* _The task_
Give every line of the material again, exactly as written.

━━━━━ Records shown ━━━━━

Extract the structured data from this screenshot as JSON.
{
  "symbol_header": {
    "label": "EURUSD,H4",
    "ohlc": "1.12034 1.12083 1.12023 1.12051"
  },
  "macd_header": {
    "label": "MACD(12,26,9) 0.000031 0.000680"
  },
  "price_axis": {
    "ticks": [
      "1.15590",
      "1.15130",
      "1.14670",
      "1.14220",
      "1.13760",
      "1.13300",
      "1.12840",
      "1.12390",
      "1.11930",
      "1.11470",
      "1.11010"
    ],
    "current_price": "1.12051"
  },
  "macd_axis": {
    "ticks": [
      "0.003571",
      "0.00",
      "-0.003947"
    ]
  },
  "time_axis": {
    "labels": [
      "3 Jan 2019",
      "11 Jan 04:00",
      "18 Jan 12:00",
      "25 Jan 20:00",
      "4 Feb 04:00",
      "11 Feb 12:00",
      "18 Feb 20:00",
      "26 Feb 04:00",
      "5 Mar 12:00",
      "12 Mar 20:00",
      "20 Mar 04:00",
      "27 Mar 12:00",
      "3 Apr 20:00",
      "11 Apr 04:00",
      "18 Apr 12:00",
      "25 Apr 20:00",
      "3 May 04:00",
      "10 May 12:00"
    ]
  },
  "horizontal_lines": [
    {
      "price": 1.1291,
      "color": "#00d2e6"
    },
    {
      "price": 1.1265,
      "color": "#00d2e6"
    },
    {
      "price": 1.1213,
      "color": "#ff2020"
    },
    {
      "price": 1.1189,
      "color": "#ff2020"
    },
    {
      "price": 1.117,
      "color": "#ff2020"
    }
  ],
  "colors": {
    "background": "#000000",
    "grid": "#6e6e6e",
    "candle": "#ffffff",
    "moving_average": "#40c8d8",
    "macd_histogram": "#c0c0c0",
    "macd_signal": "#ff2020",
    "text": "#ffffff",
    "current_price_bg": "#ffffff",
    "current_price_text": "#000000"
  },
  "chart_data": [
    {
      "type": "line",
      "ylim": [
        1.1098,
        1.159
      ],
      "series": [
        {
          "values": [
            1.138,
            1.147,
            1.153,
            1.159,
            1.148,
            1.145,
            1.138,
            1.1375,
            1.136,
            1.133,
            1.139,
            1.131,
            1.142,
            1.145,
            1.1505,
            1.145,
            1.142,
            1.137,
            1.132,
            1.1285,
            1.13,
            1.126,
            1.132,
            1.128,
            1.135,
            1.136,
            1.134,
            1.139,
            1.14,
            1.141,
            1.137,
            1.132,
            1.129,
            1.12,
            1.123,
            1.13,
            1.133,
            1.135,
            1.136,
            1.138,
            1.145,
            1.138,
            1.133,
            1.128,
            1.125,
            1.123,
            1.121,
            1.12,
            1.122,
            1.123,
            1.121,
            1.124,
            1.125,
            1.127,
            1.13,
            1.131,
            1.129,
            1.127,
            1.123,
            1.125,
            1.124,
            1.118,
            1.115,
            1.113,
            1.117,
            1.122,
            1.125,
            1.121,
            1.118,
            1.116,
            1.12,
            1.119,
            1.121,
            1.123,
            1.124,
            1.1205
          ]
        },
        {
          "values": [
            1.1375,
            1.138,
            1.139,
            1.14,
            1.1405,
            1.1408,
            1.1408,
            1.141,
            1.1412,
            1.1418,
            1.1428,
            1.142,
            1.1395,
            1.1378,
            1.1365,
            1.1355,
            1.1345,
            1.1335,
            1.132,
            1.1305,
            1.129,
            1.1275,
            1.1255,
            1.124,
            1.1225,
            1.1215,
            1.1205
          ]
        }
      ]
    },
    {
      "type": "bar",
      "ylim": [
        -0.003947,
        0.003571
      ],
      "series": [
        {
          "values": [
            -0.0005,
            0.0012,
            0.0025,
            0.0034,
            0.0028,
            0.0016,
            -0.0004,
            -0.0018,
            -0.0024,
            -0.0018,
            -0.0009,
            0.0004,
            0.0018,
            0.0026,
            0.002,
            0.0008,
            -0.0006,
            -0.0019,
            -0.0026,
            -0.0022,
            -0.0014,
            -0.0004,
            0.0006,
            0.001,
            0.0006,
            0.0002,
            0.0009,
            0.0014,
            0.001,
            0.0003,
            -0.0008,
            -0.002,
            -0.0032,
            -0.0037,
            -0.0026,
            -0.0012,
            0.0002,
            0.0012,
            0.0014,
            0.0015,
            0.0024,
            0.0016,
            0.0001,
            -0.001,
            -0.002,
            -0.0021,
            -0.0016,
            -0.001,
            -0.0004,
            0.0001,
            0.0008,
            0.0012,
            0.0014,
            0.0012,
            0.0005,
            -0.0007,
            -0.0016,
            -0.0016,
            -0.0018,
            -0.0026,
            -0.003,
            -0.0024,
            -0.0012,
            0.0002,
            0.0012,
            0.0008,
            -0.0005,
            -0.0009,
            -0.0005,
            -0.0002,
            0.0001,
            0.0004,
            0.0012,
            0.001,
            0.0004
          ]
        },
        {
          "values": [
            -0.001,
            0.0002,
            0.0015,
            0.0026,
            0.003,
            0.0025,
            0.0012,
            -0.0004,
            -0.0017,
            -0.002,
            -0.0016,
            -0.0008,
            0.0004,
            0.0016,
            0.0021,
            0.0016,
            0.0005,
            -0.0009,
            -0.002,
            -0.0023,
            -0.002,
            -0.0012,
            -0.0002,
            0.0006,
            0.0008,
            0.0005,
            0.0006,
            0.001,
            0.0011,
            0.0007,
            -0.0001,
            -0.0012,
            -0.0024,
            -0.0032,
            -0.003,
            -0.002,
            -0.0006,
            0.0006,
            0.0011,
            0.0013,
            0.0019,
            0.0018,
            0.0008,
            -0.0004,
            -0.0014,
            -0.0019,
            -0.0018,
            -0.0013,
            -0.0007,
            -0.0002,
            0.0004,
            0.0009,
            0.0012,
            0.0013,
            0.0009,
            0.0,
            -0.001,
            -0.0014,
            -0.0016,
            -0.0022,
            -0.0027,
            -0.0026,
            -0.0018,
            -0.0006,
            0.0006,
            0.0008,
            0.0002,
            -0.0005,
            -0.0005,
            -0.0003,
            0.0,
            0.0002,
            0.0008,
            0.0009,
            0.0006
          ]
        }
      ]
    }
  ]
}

━━━━━

* _Output_
Extract the structured data from this screenshot as JSON.
{
  "symbol_header": {
    "label": "EURUSD,H4",
    "ohlc": "1.12034 1.12083 1.12023 1.12051"
  },
  "macd_header": {
    "label": "MACD(12,26,9) 0.000031 0.000680"
  },
  "price_axis": {
    "ticks": [
      "1.15590",
      "1.15130",
      "1.14670",
      "1.14220",
      "1.13760",
      "1.13300",
      "1.12840",
      "1.12390",
      "1.11930",
      "1.11470",
      "1.11010"
    ],
    "current_price": "1.12051"
  },
  "macd_axis": {
    "ticks": [
      "0.003571",
      "0.00",
      "-0.003947"
    ]
  },
  "time_axis": {
    "labels": [
      "3 Jan 2019",
      "11 Jan 04:00",
      "18 Jan 12:00",
      "25 Jan 20:00",
      "4 Feb 04:00",
      "11 Feb 12:00",
      "18 Feb 20:00",
      "26 Feb 04:00",
      "5 Mar 12:00",
      "12 Mar 20:00",
      "20 Mar 04:00",
      "27 Mar 12:00",
      "3 Apr 20:00",
      "11 Apr 04:00",
      "18 Apr 12:00",
      "25 Apr 20:00",
      "3 May 04:00",
      "10 May 12:00"
    ]
  },
  "horizontal_lines": [
    {
      "price": 1.1291,
      "color": "#00d2e6"
    },
    {
      "price": 1.1265,
      "color": "#00d2e6"
    },
    {
      "price": 1.1213,
      "color": "#ff2020"
    },
    {
      "price": 1.1189,
      "color": "#ff2020"
    },
    {
      "price": 1.117,
      "color": "#ff2020"
    }
  ],
  "colors": {
    "background": "#000000",
    "grid": "#6e6e6e",
    "candle": "#ffffff",
    "moving_average": "#40c8d8",
    "macd_histogram": "#c0c0c0",
    "macd_signal": "#ff2020",
    "text": "#ffffff",
    "current_price_bg": "#ffffff",
    "current_price_text": "#000000"
  },
  "chart_data": [
    {
      "type": "line",
      "ylim": [
        1.1098,
        1.159
      ],
      "series": [
        {
          "values": [
            1.138,
            1.147,
            1.153,
            1.159,
            1.148,
            1.145,
            1.138,
            1.1375,
            1.136,
            1.133,
            1.139,
            1.131,
            1.142,
            1.145,
            1.1505,
            1.145,
            1.142,
            1.137,
            1.132,
            1.1285,
            1.13,
            1.126,
            1.132,
            1.128,
            1.135,
            1.136,
            1.134,
            1.139,
            1.14,
            1.141,
            1.137,
            1.132,
            1.129,
            1.12,
            1.123,
            1.13,
            1.133,
            1.135,
            1.136,
            1.138,
            1.145,
            1.138,
            1.133,
            1.128,
            1.125,
            1.123,
            1.121,
            1.12,
            1.122,
            1.123,
            1.121,
            1.124,
            1.125,
            1.127,
            1.13,
            1.131,
            1.129,
            1.127,
            1.123,
            1.125,
            1.124,
            1.118,
            1.115,
            1.113,
            1.117,
            1.122,
            1.125,
            1.121,
            1.118,
            1.116,
            1.12,
            1.119,
            1.121,
            1.123,
            1.124,
            1.1205
          ]
        },
        {
          "values": [
            1.1375,
            1.138,
            1.139,
            1.14,
            1.1405,
            1.1408,
            1.1408,
            1.141,
            1.1412,
            1.1418,
            1.1428,
            1.142,
            1.1395,
            1.1378,
            1.1365,
            1.1355,
            1.1345,
            1.1335,
            1.132,
            1.1305,
            1.129,
            1.1275,
            1.1255,
            1.124,
            1.1225,
            1.1215,
            1.1205
          ]
        }
      ]
    },
    {
      "type": "bar",
      "ylim": [
        -0.003947,
        0.003571
      ],
      "series": [
        {
          "values": [
            -0.0005,
            0.0012,
            0.0025,
            0.0034,
            0.0028,
            0.0016,
            -0.0004,
            -0.0018,
            -0.0024,
            -0.0018,
            -0.0009,
            0.0004,
            0.0018,
            0.0026,
            0.002,
            0.0008,
            -0.0006,
            -0.0019,
            -0.0026,
            -0.0022,
            -0.0014,
            -0.0004,
            0.0006,
            0.001,
            0.0006,
            0.0002,
            0.0009,
            0.0014,
            0.001,
            0.0003,
            -0.0008,
            -0.002,
            -0.0032,
            -0.0037,
            -0.0026,
            -0.0012,
            0.0002,
            0.0012,
            0.0014,
            0.0015,
            0.0024,
            0.0016,
            0.0001,
            -0.001,
            -0.002,
            -0.0021,
            -0.0016,
            -0.001,
            -0.0004,
            0.0001,
            0.0008,
            0.0012,
            0.0014,
            0.0012,
            0.0005,
            -0.0007,
            -0.0016,
            -0.0016,
            -0.0018,
            -0.0026,
            -0.003,
            -0.0024,
            -0.0012,
            0.0002,
            0.0012,
            0.0008,
            -0.0005,
            -0.0009,
            -0.0005,
            -0.0002,
            0.0001,
            0.0004,
            0.0012,
            0.001,
            0.0004
          ]
        },
        {
          "values": [
            -0.001,
            0.0002,
            0.0015,
            0.0026,
            0.003,
            0.0025,
            0.0012,
            -0.0004,
            -0.0017,
            -0.002,
            -0.0016,
            -0.0008,
            0.0004,
            0.0016,
            0.0021,
            0.0016,
            0.0005,
            -0.0009,
            -0.002,
            -0.0023,
            -0.002,
            -0.0012,
            -0.0002,
            0.0006,
            0.0008,
            0.0005,
            0.0006,
            0.001,
            0.0011,
            0.0007,
            -0.0001,
            -0.0012,
            -0.0024,
            -0.0032,
            -0.003,
            -0.002,
            -0.0006,
            0.0006,
            0.0011,
            0.0013,
            0.0019,
            0.0018,
            0.0008,
            -0.0004,
            -0.0014,
            -0.0019,
            -0.0018,
            -0.0013,
            -0.0007,
            -0.0002,
            0.0004,
            0.0009,
            0.0012,
            0.0013,
            0.0009,
            0.0,
            -0.001,
            -0.0014,
            -0.0016,
            -0.0022,
            -0.0027,
            -0.0026,
            -0.0018,
            -0.0006,
            0.0006,
            0.0008,
            0.0002,
            -0.0005,
            -0.0005,
            -0.0003,
            0.0,
            0.0002,
            0.0008,
            0.0009,
            0.0006
          ]
        }
      ]
    }
  ]
}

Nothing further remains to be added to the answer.